**Short problem:**
Return all of the data exactly as given.

[Extracted data entries]
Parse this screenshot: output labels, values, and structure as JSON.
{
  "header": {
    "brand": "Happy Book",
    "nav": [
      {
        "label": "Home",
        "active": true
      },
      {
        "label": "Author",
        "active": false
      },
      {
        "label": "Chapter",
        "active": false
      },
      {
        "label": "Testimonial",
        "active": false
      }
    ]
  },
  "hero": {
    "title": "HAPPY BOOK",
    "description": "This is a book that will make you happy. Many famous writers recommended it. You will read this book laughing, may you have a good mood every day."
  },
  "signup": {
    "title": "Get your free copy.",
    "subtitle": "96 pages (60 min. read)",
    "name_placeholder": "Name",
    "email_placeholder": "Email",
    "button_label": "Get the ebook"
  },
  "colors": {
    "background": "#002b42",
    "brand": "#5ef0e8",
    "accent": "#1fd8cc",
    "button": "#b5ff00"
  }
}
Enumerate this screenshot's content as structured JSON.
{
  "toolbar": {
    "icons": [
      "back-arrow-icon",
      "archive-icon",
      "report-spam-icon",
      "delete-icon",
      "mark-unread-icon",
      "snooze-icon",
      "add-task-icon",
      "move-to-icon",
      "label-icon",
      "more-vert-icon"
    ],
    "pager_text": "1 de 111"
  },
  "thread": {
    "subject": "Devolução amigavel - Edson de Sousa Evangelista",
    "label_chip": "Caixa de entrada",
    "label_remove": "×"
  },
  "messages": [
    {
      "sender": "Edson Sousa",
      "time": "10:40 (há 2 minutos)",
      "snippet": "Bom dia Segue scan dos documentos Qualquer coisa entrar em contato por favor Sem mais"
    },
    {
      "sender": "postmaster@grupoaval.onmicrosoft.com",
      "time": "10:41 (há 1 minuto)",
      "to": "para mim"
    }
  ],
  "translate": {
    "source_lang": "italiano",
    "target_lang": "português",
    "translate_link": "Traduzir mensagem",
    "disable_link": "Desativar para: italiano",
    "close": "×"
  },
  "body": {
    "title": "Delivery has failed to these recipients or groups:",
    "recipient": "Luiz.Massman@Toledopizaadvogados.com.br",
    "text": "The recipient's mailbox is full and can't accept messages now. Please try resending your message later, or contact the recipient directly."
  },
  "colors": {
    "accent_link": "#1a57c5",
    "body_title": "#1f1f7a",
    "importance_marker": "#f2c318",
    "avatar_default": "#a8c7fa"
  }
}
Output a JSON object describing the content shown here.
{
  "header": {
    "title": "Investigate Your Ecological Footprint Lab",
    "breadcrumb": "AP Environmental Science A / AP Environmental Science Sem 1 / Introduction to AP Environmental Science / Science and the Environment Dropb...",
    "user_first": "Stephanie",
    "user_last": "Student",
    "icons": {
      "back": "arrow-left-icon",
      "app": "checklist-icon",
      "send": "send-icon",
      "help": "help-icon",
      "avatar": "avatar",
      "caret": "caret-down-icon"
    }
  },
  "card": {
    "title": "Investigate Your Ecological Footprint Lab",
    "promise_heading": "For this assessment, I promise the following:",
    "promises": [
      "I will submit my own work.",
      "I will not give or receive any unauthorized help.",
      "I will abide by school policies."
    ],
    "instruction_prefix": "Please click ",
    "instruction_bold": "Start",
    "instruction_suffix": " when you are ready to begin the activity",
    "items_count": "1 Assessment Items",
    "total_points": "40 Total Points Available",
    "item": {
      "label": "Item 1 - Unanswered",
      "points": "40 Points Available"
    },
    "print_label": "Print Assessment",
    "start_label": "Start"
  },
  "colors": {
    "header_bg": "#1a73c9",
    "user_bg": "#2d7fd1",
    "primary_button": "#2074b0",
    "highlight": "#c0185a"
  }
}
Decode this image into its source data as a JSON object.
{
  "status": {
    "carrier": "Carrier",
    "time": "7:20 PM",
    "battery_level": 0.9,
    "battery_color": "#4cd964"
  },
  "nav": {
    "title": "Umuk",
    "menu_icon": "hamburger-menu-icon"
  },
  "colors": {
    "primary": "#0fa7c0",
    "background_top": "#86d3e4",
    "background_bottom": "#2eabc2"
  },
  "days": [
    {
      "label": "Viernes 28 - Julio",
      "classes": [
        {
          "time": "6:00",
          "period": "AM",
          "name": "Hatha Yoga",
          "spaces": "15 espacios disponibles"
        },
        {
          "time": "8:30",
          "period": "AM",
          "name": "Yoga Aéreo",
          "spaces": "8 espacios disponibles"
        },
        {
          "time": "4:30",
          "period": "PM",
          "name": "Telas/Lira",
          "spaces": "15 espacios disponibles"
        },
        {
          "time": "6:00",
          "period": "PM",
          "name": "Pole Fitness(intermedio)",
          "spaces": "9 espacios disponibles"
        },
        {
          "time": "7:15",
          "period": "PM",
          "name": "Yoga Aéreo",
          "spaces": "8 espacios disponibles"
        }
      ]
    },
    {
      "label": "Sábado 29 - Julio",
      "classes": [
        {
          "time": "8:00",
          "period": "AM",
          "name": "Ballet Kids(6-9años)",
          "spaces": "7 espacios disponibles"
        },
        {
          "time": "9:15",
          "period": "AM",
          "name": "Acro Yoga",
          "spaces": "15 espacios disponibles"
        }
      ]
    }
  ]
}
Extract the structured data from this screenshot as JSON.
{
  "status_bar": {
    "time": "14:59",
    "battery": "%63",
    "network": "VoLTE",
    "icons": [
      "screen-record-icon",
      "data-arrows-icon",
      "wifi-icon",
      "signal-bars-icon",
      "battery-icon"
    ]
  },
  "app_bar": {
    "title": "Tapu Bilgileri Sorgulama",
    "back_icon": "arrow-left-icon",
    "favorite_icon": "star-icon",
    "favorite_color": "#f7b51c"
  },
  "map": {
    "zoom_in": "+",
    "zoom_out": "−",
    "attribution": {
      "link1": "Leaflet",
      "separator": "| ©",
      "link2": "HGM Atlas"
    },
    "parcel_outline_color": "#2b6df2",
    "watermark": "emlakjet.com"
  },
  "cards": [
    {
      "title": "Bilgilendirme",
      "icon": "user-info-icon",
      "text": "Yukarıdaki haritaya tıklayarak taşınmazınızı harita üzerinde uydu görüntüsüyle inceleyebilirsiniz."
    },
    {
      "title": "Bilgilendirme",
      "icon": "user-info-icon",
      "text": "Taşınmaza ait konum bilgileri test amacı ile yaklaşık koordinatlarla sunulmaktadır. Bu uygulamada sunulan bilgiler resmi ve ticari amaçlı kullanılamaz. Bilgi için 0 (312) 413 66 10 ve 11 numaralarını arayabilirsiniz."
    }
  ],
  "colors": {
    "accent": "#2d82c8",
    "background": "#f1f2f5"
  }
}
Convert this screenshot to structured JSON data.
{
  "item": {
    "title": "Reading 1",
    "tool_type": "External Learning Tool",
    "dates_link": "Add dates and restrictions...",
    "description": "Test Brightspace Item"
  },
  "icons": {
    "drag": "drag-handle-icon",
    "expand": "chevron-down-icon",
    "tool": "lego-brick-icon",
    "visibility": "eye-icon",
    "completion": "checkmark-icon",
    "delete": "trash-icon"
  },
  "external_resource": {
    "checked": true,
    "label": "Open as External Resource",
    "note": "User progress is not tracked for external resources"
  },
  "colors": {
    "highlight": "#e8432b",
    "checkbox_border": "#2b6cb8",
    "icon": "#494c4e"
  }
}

**Result for this exercise:**
Parse this screenshot: output labels, values, and structure as JSON.
{
  "header": {
    "brand": "Happy Book",
    "nav": [
      {
        "label": "Home",
        "active": true
      },
      {
        "label": "Author",
        "active": false
      },
      {
        "label": "Chapter",
        "active": false
      },
      {
        "label": "Testimonial",
        "active": false
      }
    ]
  },
  "hero": {
    "title": "HAPPY BOOK",
    "description": "This is a book that will make you happy. Many famous writers recommended it. You will read this book laughing, may you have a good mood every day."
  },
  "signup": {
    "title": "Get your free copy.",
    "subtitle": "96 pages (60 min. read)",
    "name_placeholder": "Name",
    "email_placeholder": "Email",
    "button_label": "Get the ebook"
  },
  "colors": {
    "background": "#002b42",
    "brand": "#5ef0e8",
    "accent": "#1fd8cc",
    "button": "#b5ff00"
  }
}
Enumerate this screenshot's content as structured JSON.
{
  "toolbar": {
    "icons": [
      "back-arrow-icon",
      "archive-icon",
      "report-spam-icon",
      "delete-icon",
      "mark-unread-icon",
      "snooze-icon",
      "add-task-icon",
      "move-to-icon",
      "label-icon",
      "more-vert-icon"
    ],
    "pager_text": "1 de 111"
  },
  "thread": {
    "subject": "Devolução amigavel - Edson de Sousa Evangelista",
    "label_chip": "Caixa de entrada",
    "label_remove": "×"
  },
  "messages": [
    {
      "sender": "Edson Sousa",
      "time": "10:40 (há 2 minutos)",
      "snippet": "Bom dia Segue scan dos documentos Qualquer coisa entrar em contato por favor Sem mais"
    },
    {
      "sender": "postmaster@grupoaval.onmicrosoft.com",
      "time": "10:41 (há 1 minuto)",
      "to": "para mim"
    }
  ],
  "translate": {
    "source_lang": "italiano",
    "target_lang": "português",
    "translate_link": "Traduzir mensagem",
    "disable_link": "Desativar para: italiano",
    "close": "×"
  },
  "body": {
    "title": "Delivery has failed to these recipients or groups:",
    "recipient": "Luiz.Massman@Toledopizaadvogados.com.br",
    "text": "The recipient's mailbox is full and can't accept messages now. Please try resending your message later, or contact the recipient directly."
  },
  "colors": {
    "accent_link": "#1a57c5",
    "body_title": "#1f1f7a",
    "importance_marker": "#f2c318",
    "avatar_default": "#a8c7fa"
  }
}
Output a JSON object describing the content shown here.
{
  "header": {
    "title": "Investigate Your Ecological Footprint Lab",
    "breadcrumb": "AP Environmental Science A / AP Environmental Science Sem 1 / Introduction to AP Environmental Science / Science and the Environment Dropb...",
    "user_first": "Stephanie",
    "user_last": "Student",
    "icons": {
      "back": "arrow-left-icon",
      "app": "checklist-icon",
      "send": "send-icon",
      "help": "help-icon",
      "avatar": "avatar",
      "caret": "caret-down-icon"
    }
  },
  "card": {
    "title": "Investigate Your Ecological Footprint Lab",
    "promise_heading": "For this assessment, I promise the following:",
    "promises": [
      "I will submit my own work.",
      "I will not give or receive any unauthorized help.",
      "I will abide by school policies."
    ],
    "instruction_prefix": "Please click ",
    "instruction_bold": "Start",
    "instruction_suffix": " when you are ready to begin the activity",
    "items_count": "1 Assessment Items",
    "total_points": "40 Total Points Available",
    "item": {
      "label": "Item 1 - Unanswered",
      "points": "40 Points Available"
    },
    "print_label": "Print Assessment",
    "start_label": "Start"
  },
  "colors": {
    "header_bg": "#1a73c9",
    "user_bg": "#2d7fd1",
    "primary_button": "#2074b0",
    "highlight": "#c0185a"
  }
}
Decode this image into its source data as a JSON object.
{
  "status": {
    "carrier": "Carrier",
    "time": "7:20 PM",
    "battery_level": 0.9,
    "battery_color": "#4cd964"
  },
  "nav": {
    "title": "Umuk",
    "menu_icon": "hamburger-menu-icon"
  },
  "colors": {
    "primary": "#0fa7c0",
    "background_top": "#86d3e4",
    "background_bottom": "#2eabc2"
  },
  "days": [
    {
      "label": "Viernes 28 - Julio",
      "classes": [
        {
          "time": "6:00",
          "period": "AM",
          "name": "Hatha Yoga",
          "spaces": "15 espacios disponibles"
        },
        {
          "time": "8:30",
          "period": "AM",
          "name": "Yoga Aéreo",
          "spaces": "8 espacios disponibles"
        },
        {
          "time": "4:30",
          "period": "PM",
          "name": "Telas/Lira",
          "spaces": "15 espacios disponibles"
        },
        {
          "time": "6:00",
          "period": "PM",
          "name": "Pole Fitness(intermedio)",
          "spaces": "9 espacios disponibles"
        },
        {
          "time": "7:15",
          "period": "PM",
          "name": "Yoga Aéreo",
          "spaces": "8 espacios disponibles"
        }
      ]
    },
    {
      "label": "Sábado 29 - Julio",
      "classes": [
        {
          "time": "8:00",
          "period": "AM",
          "name": "Ballet Kids(6-9años)",
          "spaces": "7 espacios disponibles"
        },
        {
          "time": "9:15",
          "period": "AM",
          "name": "Acro Yoga",
          "spaces": "15 espacios disponibles"
        }
      ]
    }
  ]
}
Extract the structured data from this screenshot as JSON.
{
  "status_bar": {
    "time": "14:59",
    "battery": "%63",
    "network": "VoLTE",
    "icons": [
      "screen-record-icon",
      "data-arrows-icon",
      "wifi-icon",
      "signal-bars-icon",
      "battery-icon"
    ]
  },
  "app_bar": {
    "title": "Tapu Bilgileri Sorgulama",
    "back_icon": "arrow-left-icon",
    "favorite_icon": "star-icon",
    "favorite_color": "#f7b51c"
  },
  "map": {
    "zoom_in": "+",
    "zoom_out": "−",
    "attribution": {
      "link1": "Leaflet",
      "separator": "| ©",
      "link2": "HGM Atlas"
    },
    "parcel_outline_color": "#2b6df2",
    "watermark": "emlakjet.com"
  },
  "cards": [
    {
      "title": "Bilgilendirme",
      "icon": "user-info-icon",
      "text": "Yukarıdaki haritaya tıklayarak taşınmazınızı harita üzerinde uydu görüntüsüyle inceleyebilirsiniz."
    },
    {
      "title": "Bilgilendirme",
      "icon": "user-info-icon",
      "text": "Taşınmaza ait konum bilgileri test amacı ile yaklaşık koordinatlarla sunulmaktadır. Bu uygulamada sunulan bilgiler resmi ve ticari amaçlı kullanılamaz. Bilgi için 0 (312) 413 66 10 ve 11 numaralarını arayabilirsiniz."
    }
  ],
  "colors": {
    "accent": "#2d82c8",
    "background": "#f1f2f5"
  }
}
Convert this screenshot to structured JSON data.
{
  "item": {
    "title": "Reading 1",
    "tool_type": "External Learning Tool",
    "dates_link": "Add dates and restrictions...",
    "description": "Test Brightspace Item"
  },
  "icons": {
    "drag": "drag-handle-icon",
    "expand": "chevron-down-icon",
    "tool": "lego-brick-icon",
    "visibility": "eye-icon",
    "completion": "checkmark-icon",
    "delete": "trash-icon"
  },
  "external_resource": {
    "checked": true,
    "label": "Open as External Resource",
    "note": "User progress is not tracked for external resources"
  },
  "colors": {
    "highlight": "#e8432b",
    "checkbox_border": "#2b6cb8",
    "icon": "#494c4e"
  }
}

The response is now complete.